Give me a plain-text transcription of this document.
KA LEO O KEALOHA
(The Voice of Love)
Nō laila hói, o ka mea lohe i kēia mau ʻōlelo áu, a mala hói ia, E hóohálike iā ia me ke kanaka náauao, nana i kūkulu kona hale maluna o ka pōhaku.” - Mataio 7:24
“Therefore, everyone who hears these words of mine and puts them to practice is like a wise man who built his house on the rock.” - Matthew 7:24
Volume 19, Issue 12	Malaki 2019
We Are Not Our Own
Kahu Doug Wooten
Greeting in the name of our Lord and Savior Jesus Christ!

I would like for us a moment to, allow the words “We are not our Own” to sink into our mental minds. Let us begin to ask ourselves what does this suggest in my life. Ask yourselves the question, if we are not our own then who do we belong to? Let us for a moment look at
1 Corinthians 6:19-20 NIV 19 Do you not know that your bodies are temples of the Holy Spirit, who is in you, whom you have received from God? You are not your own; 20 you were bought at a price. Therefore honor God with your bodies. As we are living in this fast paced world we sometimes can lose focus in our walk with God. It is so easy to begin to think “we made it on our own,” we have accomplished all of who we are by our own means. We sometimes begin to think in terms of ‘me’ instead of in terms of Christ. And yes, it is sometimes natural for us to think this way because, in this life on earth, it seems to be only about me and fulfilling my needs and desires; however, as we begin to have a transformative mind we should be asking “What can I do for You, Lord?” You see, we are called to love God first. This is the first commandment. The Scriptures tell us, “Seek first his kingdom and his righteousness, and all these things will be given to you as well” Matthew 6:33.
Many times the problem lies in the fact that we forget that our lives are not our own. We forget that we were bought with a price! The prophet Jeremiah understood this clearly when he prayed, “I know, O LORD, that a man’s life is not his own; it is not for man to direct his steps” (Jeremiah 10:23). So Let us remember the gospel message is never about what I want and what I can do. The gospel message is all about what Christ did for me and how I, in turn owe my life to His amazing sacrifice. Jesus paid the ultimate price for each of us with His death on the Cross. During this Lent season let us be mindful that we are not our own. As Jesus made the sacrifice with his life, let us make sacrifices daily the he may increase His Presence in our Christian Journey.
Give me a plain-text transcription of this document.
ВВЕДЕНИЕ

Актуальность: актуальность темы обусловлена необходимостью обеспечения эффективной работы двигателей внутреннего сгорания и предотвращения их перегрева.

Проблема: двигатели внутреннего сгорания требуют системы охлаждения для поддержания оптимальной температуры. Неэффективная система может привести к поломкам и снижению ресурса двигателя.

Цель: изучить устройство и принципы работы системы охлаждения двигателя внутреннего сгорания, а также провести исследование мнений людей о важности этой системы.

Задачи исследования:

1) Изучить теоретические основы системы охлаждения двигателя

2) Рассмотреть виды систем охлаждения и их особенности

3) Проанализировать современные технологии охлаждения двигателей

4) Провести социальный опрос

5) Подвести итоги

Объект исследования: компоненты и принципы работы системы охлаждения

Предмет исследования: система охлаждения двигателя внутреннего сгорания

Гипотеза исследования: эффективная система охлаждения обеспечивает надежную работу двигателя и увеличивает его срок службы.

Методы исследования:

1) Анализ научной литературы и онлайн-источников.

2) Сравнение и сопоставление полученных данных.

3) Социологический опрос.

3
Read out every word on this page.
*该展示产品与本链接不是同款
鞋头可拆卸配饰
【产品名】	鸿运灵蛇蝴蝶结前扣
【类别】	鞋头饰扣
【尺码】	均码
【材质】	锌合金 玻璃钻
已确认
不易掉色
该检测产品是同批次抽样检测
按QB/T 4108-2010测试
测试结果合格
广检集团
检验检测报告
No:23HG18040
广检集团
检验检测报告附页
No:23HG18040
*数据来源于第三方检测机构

----

§ WHAT YOU SHOULD DO:
Give back the lines of the listing from the one with "Read out every word on this page." through the end, both included, exactly as written and with nothing added.

§ WRITTEN SOLUTION:
Read out every word on this page.
*该展示产品与本链接不是同款
鞋头可拆卸配饰
【产品名】	鸿运灵蛇蝴蝶结前扣
【类别】	鞋头饰扣
【尺码】	均码
【材质】	锌合金 玻璃钻
已确认
不易掉色
该检测产品是同批次抽样检测
按QB/T 4108-2010测试
测试结果合格
广检集团
检验检测报告
No:23HG18040
广检集团
检验检测报告附页
No:23HG18040
*数据来源于第三方检测机构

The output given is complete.